**WHAT IS REQUIRED:**
Give only the number of lines below that contain the word "развитию".

**ENTRIES PROVIDED:**
========================

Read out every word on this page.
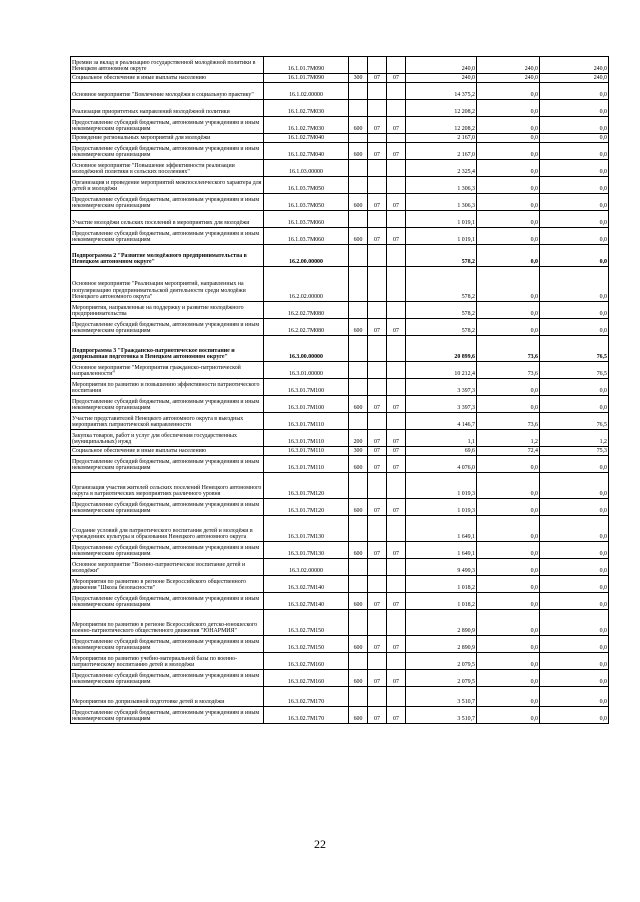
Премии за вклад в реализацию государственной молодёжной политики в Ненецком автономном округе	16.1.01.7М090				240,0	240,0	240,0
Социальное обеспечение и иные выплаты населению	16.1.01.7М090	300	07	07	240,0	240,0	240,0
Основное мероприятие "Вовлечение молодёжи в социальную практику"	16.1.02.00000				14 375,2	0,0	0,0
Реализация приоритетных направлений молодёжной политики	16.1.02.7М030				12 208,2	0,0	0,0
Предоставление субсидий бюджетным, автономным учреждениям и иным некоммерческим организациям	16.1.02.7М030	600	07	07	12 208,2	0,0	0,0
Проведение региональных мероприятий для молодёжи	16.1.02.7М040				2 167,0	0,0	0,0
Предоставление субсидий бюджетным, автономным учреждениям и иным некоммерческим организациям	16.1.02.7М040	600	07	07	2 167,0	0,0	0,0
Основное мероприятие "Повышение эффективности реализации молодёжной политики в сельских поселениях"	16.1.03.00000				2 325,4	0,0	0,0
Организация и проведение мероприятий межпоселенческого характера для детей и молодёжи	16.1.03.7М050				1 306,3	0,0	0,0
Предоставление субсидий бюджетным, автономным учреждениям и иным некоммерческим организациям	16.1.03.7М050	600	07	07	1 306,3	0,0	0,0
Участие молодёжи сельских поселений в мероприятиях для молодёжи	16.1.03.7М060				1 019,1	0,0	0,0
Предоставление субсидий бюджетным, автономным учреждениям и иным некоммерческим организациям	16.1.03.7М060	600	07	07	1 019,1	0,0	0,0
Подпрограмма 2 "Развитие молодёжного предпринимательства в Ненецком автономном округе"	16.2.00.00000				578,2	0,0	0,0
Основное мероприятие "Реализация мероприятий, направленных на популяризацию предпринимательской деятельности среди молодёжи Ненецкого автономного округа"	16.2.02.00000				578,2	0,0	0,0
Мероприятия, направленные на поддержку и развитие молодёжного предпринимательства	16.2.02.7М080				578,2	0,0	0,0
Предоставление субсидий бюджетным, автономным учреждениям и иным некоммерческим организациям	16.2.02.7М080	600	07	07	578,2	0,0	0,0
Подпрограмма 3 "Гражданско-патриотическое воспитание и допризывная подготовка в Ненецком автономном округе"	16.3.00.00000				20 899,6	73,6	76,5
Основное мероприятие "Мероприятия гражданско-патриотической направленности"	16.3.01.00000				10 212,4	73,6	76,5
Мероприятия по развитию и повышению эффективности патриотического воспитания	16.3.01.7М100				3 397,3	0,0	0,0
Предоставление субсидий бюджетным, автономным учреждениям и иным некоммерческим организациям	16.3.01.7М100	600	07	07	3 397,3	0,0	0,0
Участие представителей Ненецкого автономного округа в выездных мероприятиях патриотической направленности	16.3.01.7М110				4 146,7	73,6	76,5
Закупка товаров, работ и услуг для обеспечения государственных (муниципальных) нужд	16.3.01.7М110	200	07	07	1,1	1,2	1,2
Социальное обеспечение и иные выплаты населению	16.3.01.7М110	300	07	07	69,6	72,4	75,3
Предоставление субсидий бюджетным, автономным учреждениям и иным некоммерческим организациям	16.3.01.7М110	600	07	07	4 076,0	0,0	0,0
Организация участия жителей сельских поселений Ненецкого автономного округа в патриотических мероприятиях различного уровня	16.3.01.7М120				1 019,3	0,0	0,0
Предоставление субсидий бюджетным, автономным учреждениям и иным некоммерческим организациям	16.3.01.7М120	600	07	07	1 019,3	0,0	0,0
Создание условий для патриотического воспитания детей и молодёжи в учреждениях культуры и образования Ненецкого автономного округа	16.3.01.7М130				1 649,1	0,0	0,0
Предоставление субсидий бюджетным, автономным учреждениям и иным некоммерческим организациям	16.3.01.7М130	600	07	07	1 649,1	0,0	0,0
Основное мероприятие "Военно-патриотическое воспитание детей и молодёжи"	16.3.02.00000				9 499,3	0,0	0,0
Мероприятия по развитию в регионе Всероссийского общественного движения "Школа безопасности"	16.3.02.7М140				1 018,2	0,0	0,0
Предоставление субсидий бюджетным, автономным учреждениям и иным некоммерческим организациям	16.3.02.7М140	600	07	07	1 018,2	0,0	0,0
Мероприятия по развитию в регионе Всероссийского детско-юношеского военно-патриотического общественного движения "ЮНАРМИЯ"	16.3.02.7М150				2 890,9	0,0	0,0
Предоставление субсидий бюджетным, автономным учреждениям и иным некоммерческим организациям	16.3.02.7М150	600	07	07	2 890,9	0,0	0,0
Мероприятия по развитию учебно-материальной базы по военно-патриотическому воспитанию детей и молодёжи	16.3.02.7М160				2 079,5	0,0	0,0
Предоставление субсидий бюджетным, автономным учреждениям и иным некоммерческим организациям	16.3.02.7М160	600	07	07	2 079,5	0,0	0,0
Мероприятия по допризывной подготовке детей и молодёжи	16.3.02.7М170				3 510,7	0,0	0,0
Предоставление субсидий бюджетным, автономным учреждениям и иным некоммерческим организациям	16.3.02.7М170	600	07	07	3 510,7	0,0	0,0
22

========================

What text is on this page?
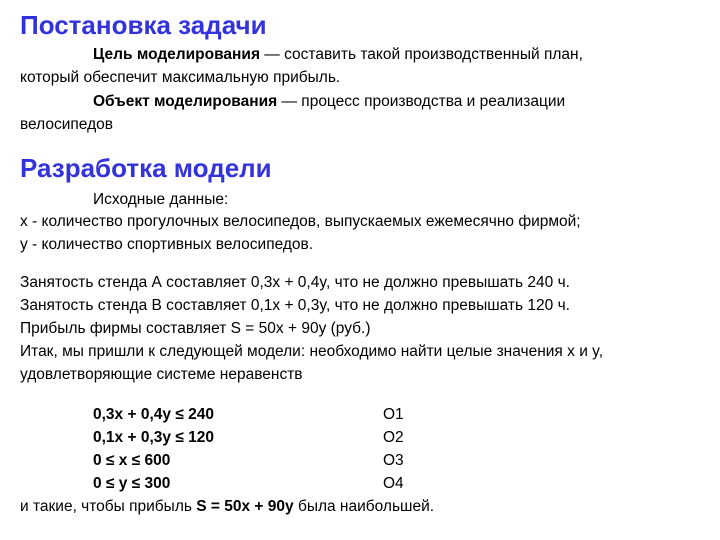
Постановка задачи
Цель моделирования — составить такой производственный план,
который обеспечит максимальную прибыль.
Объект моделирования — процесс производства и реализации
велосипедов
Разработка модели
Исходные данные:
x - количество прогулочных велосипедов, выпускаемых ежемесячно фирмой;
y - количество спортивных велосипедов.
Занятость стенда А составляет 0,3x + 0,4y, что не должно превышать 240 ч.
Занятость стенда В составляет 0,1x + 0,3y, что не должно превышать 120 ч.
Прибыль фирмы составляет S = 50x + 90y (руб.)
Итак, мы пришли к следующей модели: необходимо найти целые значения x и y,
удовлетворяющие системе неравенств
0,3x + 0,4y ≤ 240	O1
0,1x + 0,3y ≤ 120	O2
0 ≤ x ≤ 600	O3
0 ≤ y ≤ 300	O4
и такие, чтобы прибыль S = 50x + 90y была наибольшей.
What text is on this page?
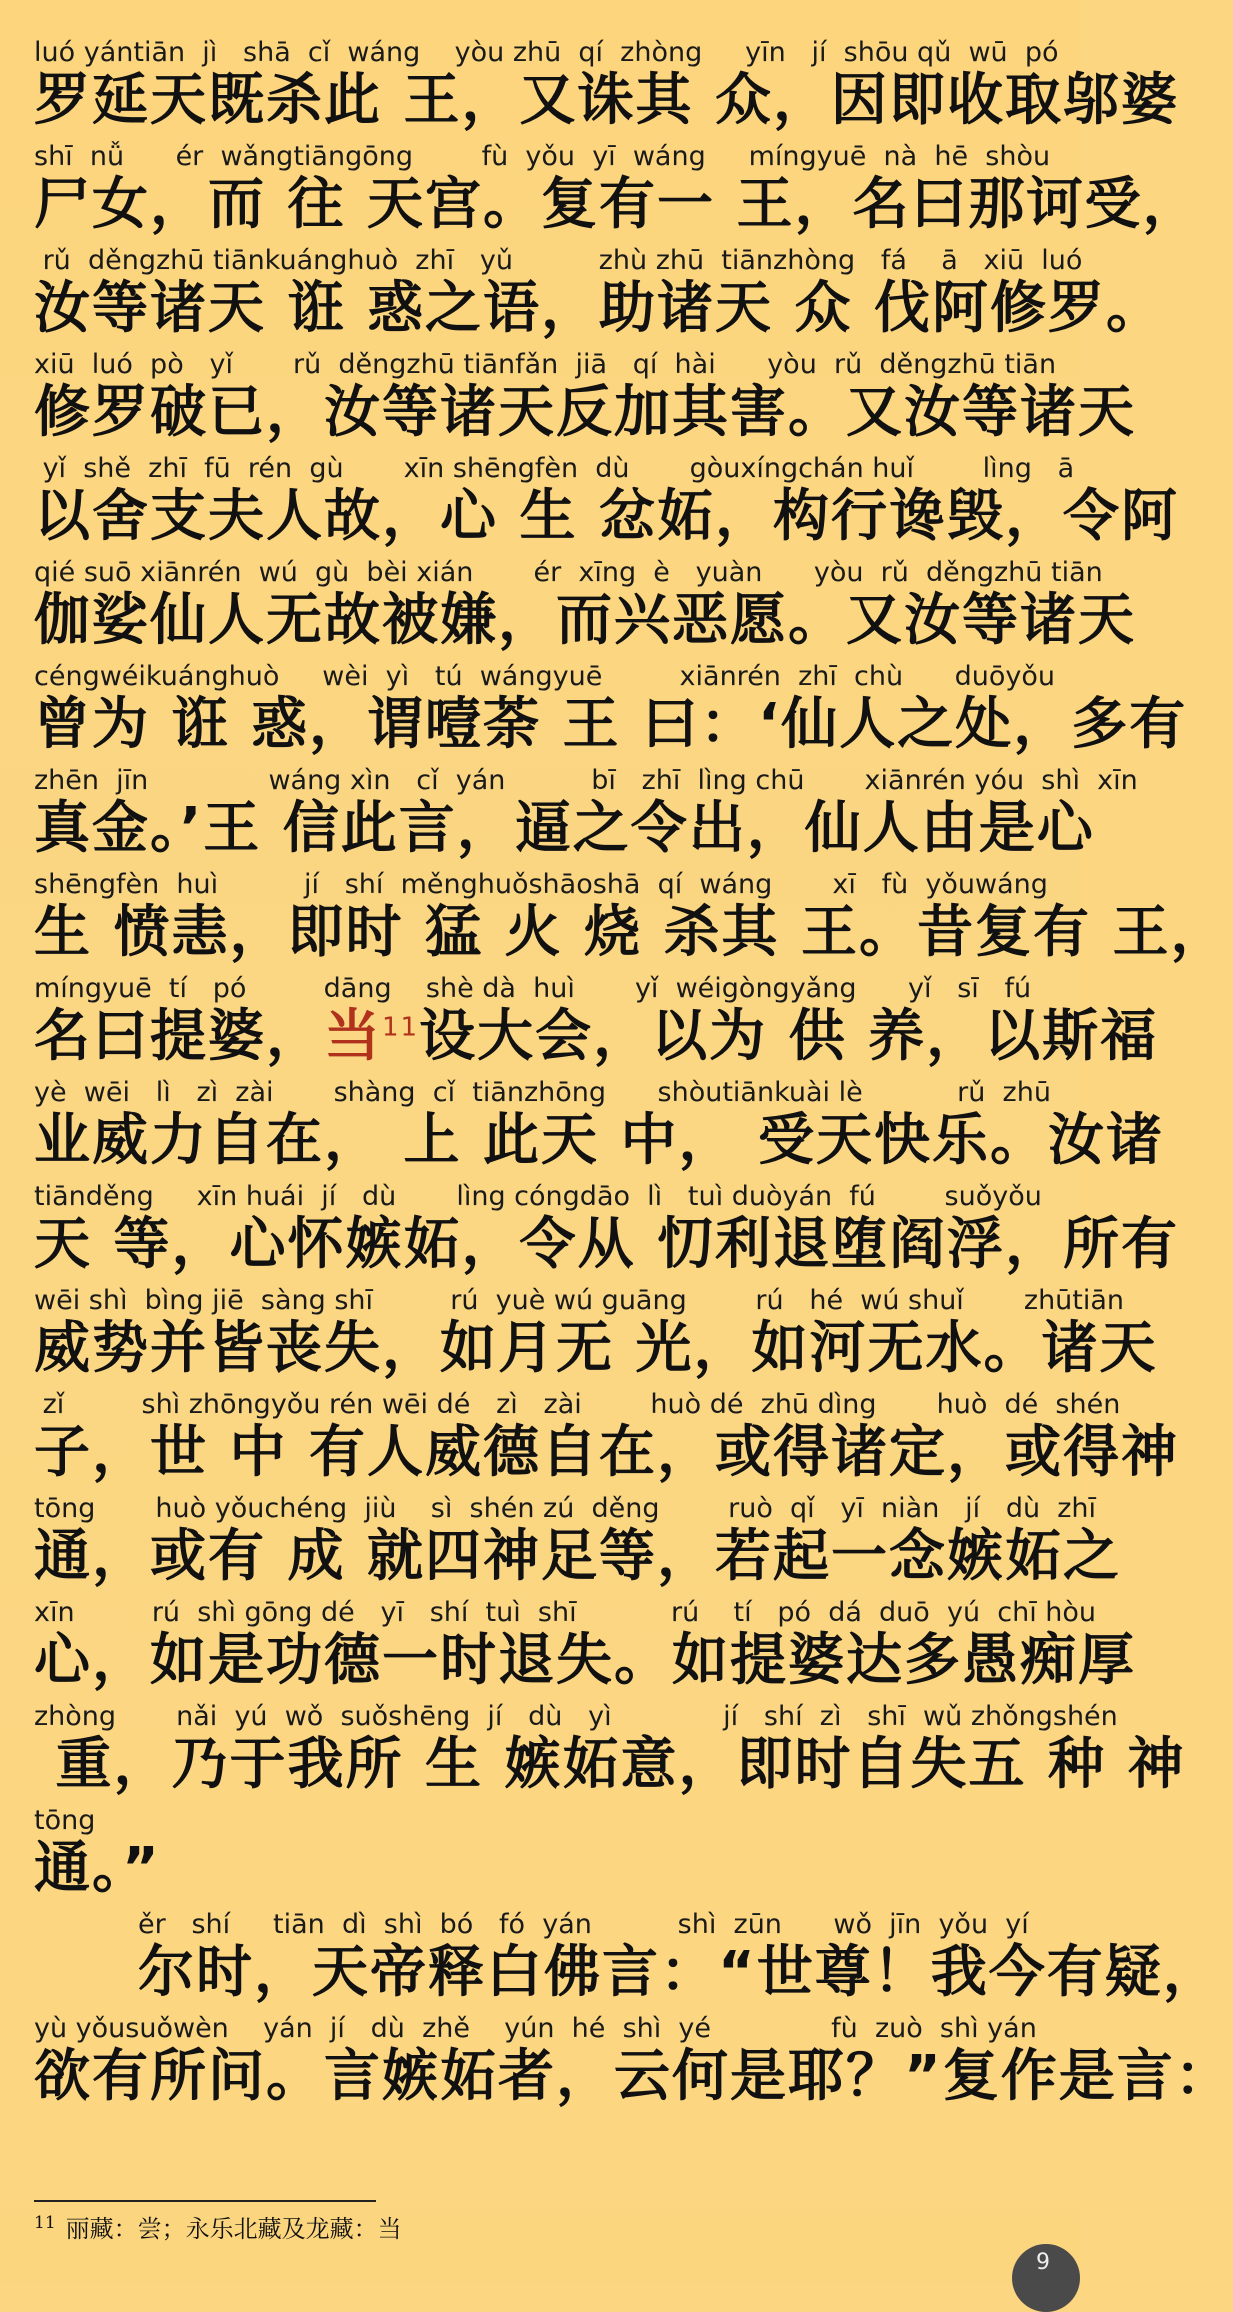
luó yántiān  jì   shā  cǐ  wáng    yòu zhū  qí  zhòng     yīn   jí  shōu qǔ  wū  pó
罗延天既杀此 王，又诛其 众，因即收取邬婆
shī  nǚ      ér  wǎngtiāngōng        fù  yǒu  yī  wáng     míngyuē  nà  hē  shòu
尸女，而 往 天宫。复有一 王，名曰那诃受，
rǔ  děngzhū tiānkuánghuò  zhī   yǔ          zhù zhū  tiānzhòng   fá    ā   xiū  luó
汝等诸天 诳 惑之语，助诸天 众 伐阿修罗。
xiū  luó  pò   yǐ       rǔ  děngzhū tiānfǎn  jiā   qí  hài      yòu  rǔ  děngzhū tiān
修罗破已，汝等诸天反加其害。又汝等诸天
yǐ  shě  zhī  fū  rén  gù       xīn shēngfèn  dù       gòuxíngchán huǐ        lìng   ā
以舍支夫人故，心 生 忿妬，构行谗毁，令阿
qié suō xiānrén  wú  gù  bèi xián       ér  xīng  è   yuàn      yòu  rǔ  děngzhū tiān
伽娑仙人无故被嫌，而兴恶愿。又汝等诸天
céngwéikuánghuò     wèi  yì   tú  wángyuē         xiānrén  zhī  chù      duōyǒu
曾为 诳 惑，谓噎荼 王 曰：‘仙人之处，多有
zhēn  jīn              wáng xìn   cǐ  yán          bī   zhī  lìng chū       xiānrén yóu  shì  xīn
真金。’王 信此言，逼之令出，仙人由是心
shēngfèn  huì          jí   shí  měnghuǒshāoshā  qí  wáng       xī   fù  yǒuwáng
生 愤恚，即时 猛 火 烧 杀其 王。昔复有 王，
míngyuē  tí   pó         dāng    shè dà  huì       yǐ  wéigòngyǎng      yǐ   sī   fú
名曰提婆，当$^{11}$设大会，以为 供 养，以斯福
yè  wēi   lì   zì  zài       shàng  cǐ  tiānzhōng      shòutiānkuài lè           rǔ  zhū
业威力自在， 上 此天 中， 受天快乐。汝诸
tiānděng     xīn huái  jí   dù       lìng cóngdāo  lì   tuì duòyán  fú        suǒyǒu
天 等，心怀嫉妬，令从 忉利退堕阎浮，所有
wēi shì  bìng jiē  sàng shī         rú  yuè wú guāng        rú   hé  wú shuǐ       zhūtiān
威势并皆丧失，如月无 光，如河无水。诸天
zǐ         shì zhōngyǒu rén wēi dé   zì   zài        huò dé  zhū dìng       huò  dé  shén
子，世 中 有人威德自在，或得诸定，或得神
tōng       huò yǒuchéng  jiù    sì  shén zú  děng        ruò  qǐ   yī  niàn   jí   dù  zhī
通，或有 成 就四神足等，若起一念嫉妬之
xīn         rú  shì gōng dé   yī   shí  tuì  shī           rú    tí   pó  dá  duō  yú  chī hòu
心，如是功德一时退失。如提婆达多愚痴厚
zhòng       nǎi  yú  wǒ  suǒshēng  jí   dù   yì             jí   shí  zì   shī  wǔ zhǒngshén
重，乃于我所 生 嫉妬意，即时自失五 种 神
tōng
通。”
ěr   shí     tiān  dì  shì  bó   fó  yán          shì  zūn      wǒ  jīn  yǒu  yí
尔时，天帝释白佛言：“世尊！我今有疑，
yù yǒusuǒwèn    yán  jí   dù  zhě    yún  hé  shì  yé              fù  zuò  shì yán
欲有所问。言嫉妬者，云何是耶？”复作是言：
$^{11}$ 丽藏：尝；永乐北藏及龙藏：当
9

========================

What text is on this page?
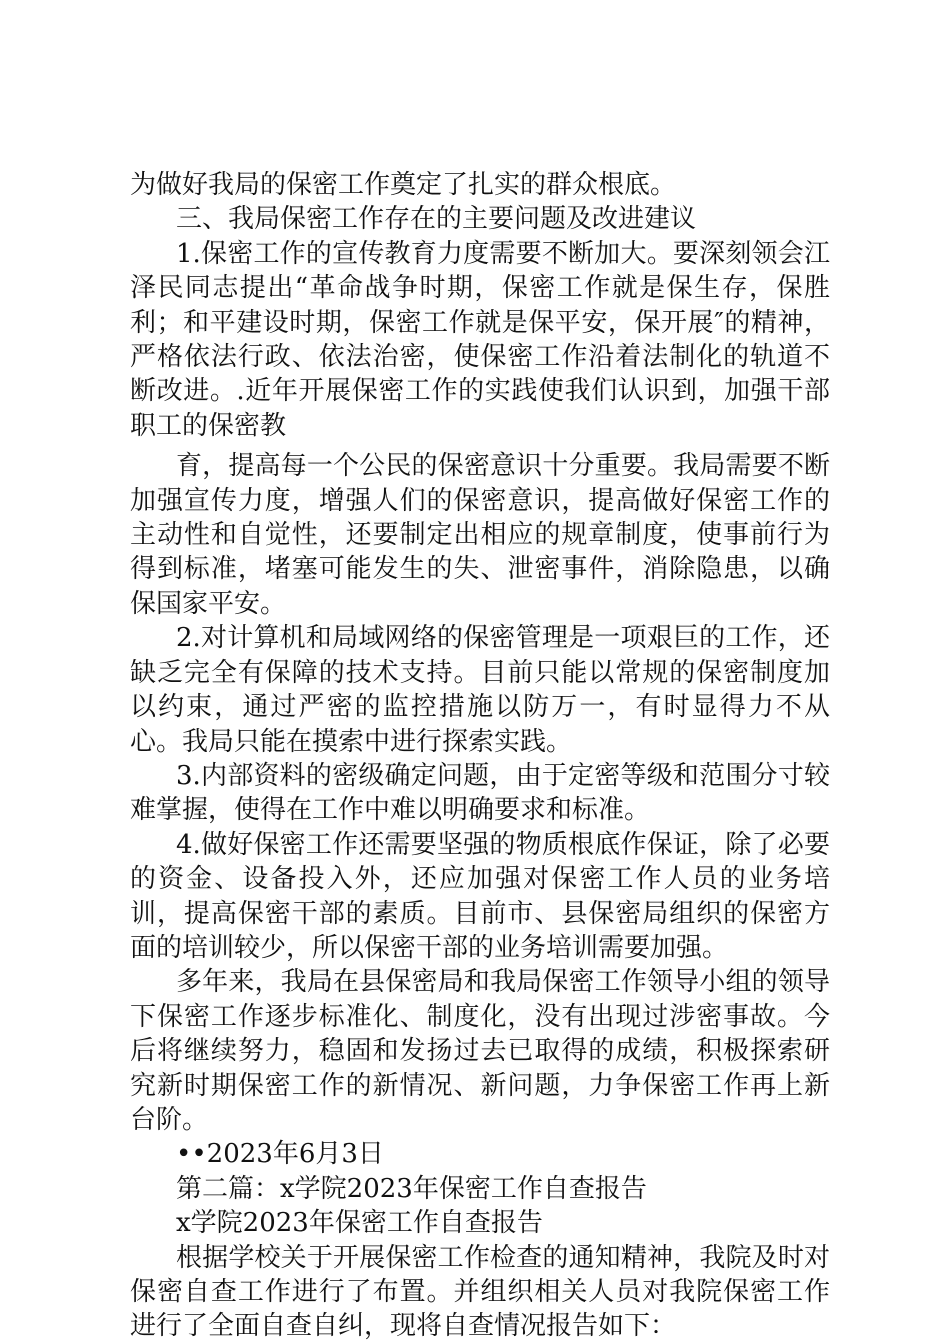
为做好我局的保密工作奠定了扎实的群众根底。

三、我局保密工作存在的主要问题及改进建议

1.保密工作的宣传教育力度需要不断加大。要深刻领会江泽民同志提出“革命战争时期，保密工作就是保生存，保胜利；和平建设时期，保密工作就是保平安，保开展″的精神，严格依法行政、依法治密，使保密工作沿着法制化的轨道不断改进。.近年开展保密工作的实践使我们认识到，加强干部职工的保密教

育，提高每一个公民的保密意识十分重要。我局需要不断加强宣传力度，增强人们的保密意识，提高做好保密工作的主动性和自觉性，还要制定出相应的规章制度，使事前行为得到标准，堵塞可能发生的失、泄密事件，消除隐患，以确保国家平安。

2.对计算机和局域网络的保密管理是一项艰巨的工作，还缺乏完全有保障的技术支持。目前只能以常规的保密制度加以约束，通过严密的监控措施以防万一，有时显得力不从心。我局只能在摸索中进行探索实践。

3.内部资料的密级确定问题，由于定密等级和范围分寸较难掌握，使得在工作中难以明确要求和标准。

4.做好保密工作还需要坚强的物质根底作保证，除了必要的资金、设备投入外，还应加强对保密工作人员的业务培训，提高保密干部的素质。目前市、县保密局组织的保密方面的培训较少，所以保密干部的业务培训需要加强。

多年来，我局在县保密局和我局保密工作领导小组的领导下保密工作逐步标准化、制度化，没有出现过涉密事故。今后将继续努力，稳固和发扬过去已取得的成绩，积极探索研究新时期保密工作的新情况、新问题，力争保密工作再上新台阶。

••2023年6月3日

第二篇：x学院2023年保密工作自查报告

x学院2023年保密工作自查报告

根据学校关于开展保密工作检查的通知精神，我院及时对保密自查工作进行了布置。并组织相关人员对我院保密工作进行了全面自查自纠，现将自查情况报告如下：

========================

**ANSWER FOR THIS EXERCISE:**
4